# What you are asked to do:
Go through the records and extract every line with the word "returning".

# Stored rows:
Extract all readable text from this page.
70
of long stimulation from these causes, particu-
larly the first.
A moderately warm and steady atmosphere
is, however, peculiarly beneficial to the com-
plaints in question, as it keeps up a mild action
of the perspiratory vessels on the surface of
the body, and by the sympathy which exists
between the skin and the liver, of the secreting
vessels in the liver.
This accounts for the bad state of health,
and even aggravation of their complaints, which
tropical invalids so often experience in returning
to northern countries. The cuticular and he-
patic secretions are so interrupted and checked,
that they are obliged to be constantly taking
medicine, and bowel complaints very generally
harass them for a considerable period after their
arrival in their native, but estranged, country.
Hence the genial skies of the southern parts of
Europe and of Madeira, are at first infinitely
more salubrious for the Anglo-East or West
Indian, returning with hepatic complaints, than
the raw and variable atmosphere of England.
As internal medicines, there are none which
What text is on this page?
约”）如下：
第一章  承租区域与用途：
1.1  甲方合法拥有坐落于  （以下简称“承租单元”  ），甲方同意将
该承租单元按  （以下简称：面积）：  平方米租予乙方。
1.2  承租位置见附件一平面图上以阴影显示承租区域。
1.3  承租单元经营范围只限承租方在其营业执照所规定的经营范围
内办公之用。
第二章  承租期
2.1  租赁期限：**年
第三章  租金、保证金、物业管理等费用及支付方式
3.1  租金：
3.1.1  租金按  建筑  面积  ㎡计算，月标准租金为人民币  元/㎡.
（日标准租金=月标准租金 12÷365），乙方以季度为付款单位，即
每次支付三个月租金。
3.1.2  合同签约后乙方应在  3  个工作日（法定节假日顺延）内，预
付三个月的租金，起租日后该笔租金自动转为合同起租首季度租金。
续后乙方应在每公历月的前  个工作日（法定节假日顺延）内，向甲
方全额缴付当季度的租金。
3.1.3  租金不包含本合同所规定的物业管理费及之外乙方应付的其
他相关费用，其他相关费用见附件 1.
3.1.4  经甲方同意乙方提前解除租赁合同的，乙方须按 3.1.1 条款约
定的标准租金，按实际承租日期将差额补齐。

# Answer for this exercise:
tropical invalids so often experience in returning
Indian, returning with hepatic complaints, than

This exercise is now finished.